* Stated problem *
Leave out the pictures and copy everything else in the entries exactly.

-----

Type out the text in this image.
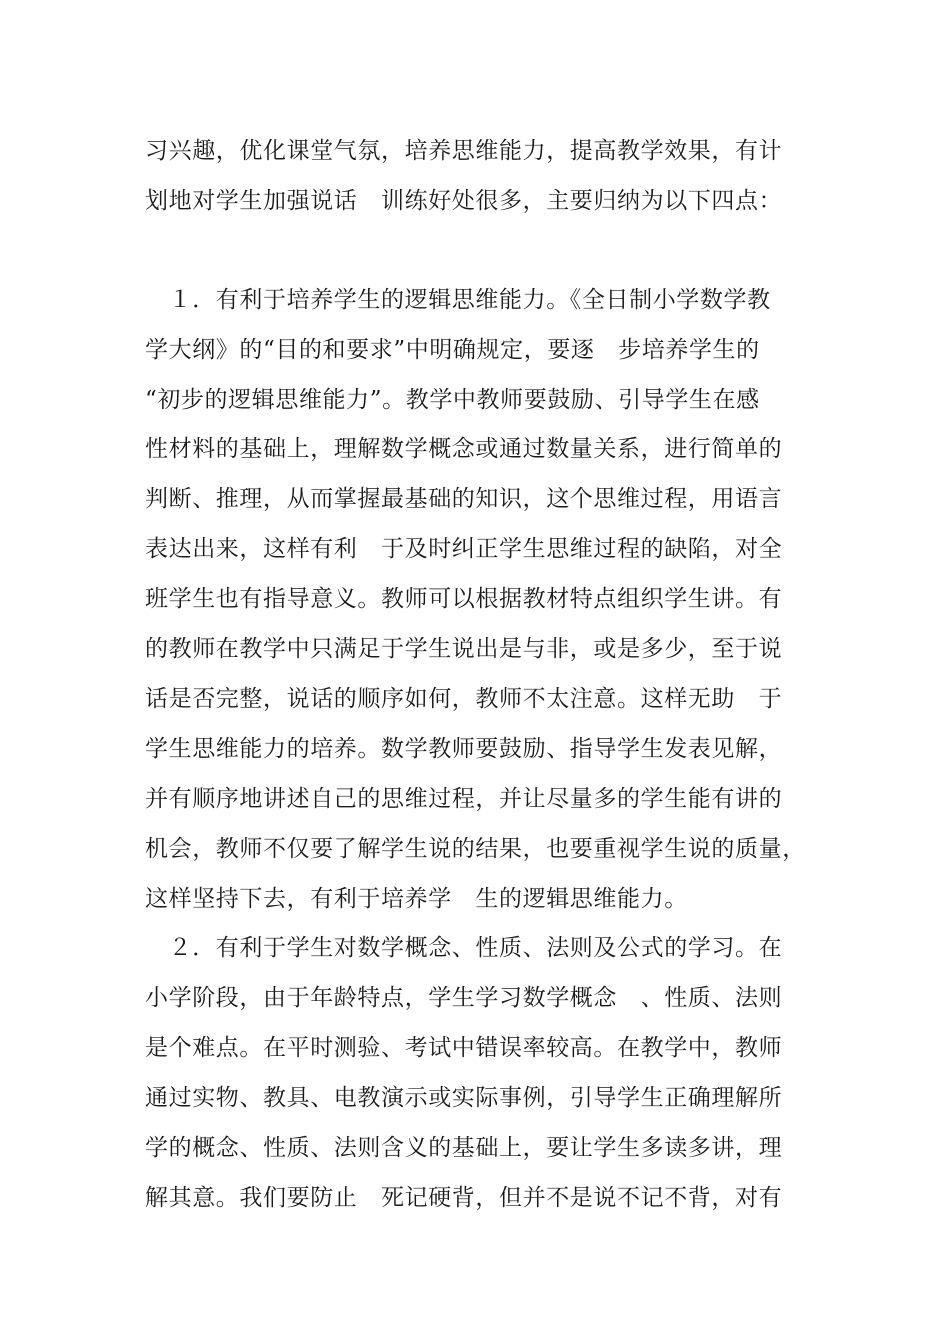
习兴趣，优化课堂气氛，培养思维能力，提高教学效果，有计
划地对学生加强说话　训练好处很多，主要归纳为以下四点：
　１．有利于培养学生的逻辑思维能力。《全日制小学数学教
学大纲》的“目的和要求”中明确规定，要逐　步培养学生的
“初步的逻辑思维能力”。教学中教师要鼓励、引导学生在感
性材料的基础上，理解数学概念或通过数量关系，进行简单的
判断、推理，从而掌握最基础的知识，这个思维过程，用语言
表达出来，这样有利　于及时纠正学生思维过程的缺陷，对全
班学生也有指导意义。教师可以根据教材特点组织学生讲。有
的教师在教学中只满足于学生说出是与非，或是多少，至于说
话是否完整，说话的顺序如何，教师不太注意。这样无助　于
学生思维能力的培养。数学教师要鼓励、指导学生发表见解，
并有顺序地讲述自己的思维过程，并让尽量多的学生能有讲的
机会，教师不仅要了解学生说的结果，也要重视学生说的质量，
这样坚持下去，有利于培养学　生的逻辑思维能力。
　２．有利于学生对数学概念、性质、法则及公式的学习。在
小学阶段，由于年龄特点，学生学习数学概念　、性质、法则
是个难点。在平时测验、考试中错误率较高。在教学中，教师
通过实物、教具、电教演示或实际事例，引导学生正确理解所
学的概念、性质、法则含义的基础上，要让学生多读多讲，理
解其意。我们要防止　死记硬背，但并不是说不记不背，对有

-----

* Full solution *
Type out the text in this image.
习兴趣，优化课堂气氛，培养思维能力，提高教学效果，有计
划地对学生加强说话　训练好处很多，主要归纳为以下四点：
　１．有利于培养学生的逻辑思维能力。《全日制小学数学教
学大纲》的“目的和要求”中明确规定，要逐　步培养学生的
“初步的逻辑思维能力”。教学中教师要鼓励、引导学生在感
性材料的基础上，理解数学概念或通过数量关系，进行简单的
判断、推理，从而掌握最基础的知识，这个思维过程，用语言
表达出来，这样有利　于及时纠正学生思维过程的缺陷，对全
班学生也有指导意义。教师可以根据教材特点组织学生讲。有
的教师在教学中只满足于学生说出是与非，或是多少，至于说
话是否完整，说话的顺序如何，教师不太注意。这样无助　于
学生思维能力的培养。数学教师要鼓励、指导学生发表见解，
并有顺序地讲述自己的思维过程，并让尽量多的学生能有讲的
机会，教师不仅要了解学生说的结果，也要重视学生说的质量，
这样坚持下去，有利于培养学　生的逻辑思维能力。
　２．有利于学生对数学概念、性质、法则及公式的学习。在
小学阶段，由于年龄特点，学生学习数学概念　、性质、法则
是个难点。在平时测验、考试中错误率较高。在教学中，教师
通过实物、教具、电教演示或实际事例，引导学生正确理解所
学的概念、性质、法则含义的基础上，要让学生多读多讲，理
解其意。我们要防止　死记硬背，但并不是说不记不背，对有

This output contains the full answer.